■ GIVEN INFORMATION
******
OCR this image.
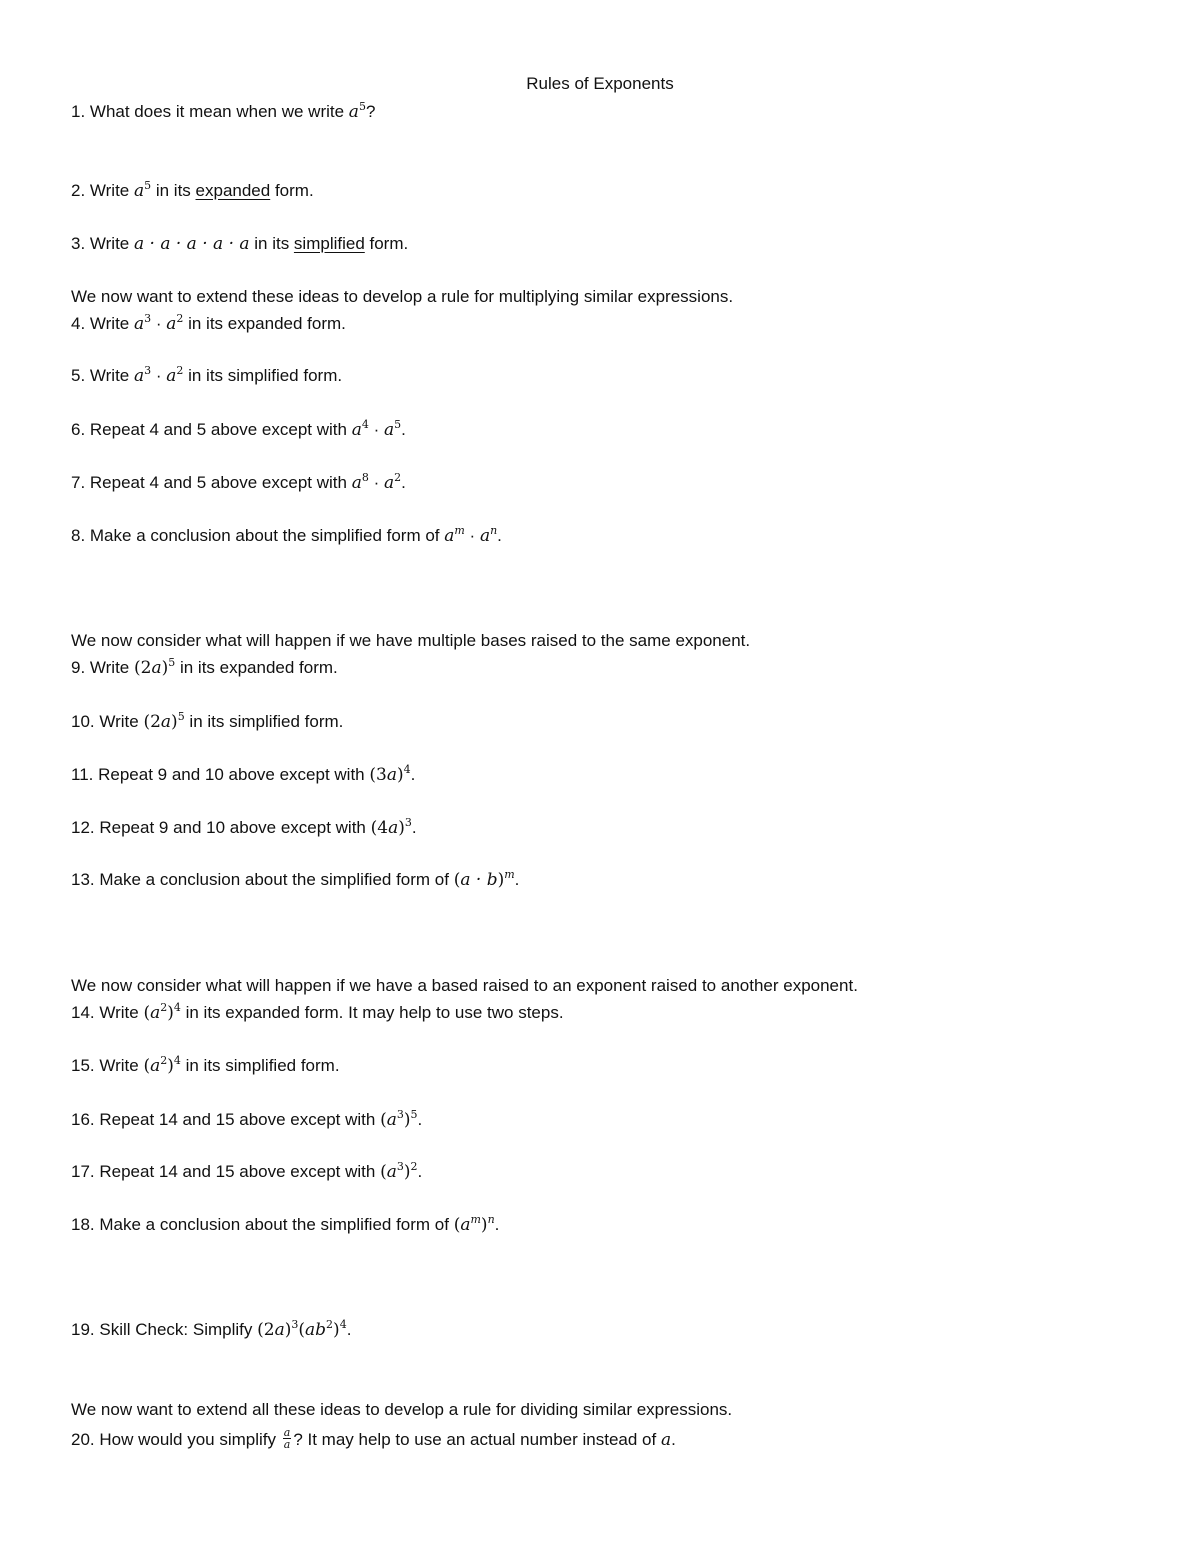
Rules of Exponents
1. What does it mean when we write $a^5$?
2. Write $a^5$ in its expanded form.
3. Write a · a · a · a · a in its simplified form.
We now want to extend these ideas to develop a rule for multiplying similar expressions.
4. Write $a^3 \cdot a^2$ in its expanded form.
5. Write $a^3 \cdot a^2$ in its simplified form.
6. Repeat 4 and 5 above except with $a^4 \cdot a^5$.
7. Repeat 4 and 5 above except with $a^8 \cdot a^2$.
8. Make a conclusion about the simplified form of $a^m \cdot a^n$.
We now consider what will happen if we have multiple bases raised to the same exponent.
9. Write $(2a)^5$ in its expanded form.
10. Write $(2a)^5$ in its simplified form.
11. Repeat 9 and 10 above except with $(3a)^4$.
12. Repeat 9 and 10 above except with $(4a)^3$.
13. Make a conclusion about the simplified form of $(a \cdot b)^m$.
We now consider what will happen if we have a based raised to an exponent raised to another exponent.
14. Write $(a^2)^4$ in its expanded form. It may help to use two steps.
15. Write $(a^2)^4$ in its simplified form.
16. Repeat 14 and 15 above except with $(a^3)^5$.
17. Repeat 14 and 15 above except with $(a^3)^2$.
18. Make a conclusion about the simplified form of $(a^m)^n$.
19. Skill Check: Simplify $(2a)^3(ab^2)^4$.
We now want to extend all these ideas to develop a rule for dividing similar expressions.
20. How would you simplify $\frac{a}{a}$ ? It may help to use an actual number instead of a.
******
■ EXERCISE GOAL
All of the entries need to be transcribed word for word; pictures are left out.

■ WRITTEN RESPONSE
OCR this image.
Rules of Exponents
1. What does it mean when we write $a^5$?
2. Write $a^5$ in its expanded form.
3. Write a · a · a · a · a in its simplified form.
We now want to extend these ideas to develop a rule for multiplying similar expressions.
4. Write $a^3 \cdot a^2$ in its expanded form.
5. Write $a^3 \cdot a^2$ in its simplified form.
6. Repeat 4 and 5 above except with $a^4 \cdot a^5$.
7. Repeat 4 and 5 above except with $a^8 \cdot a^2$.
8. Make a conclusion about the simplified form of $a^m \cdot a^n$.
We now consider what will happen if we have multiple bases raised to the same exponent.
9. Write $(2a)^5$ in its expanded form.
10. Write $(2a)^5$ in its simplified form.
11. Repeat 9 and 10 above except with $(3a)^4$.
12. Repeat 9 and 10 above except with $(4a)^3$.
13. Make a conclusion about the simplified form of $(a \cdot b)^m$.
We now consider what will happen if we have a based raised to an exponent raised to another exponent.
14. Write $(a^2)^4$ in its expanded form. It may help to use two steps.
15. Write $(a^2)^4$ in its simplified form.
16. Repeat 14 and 15 above except with $(a^3)^5$.
17. Repeat 14 and 15 above except with $(a^3)^2$.
18. Make a conclusion about the simplified form of $(a^m)^n$.
19. Skill Check: Simplify $(2a)^3(ab^2)^4$.
We now want to extend all these ideas to develop a rule for dividing similar expressions.
20. How would you simplify $\frac{a}{a}$ ? It may help to use an actual number instead of a.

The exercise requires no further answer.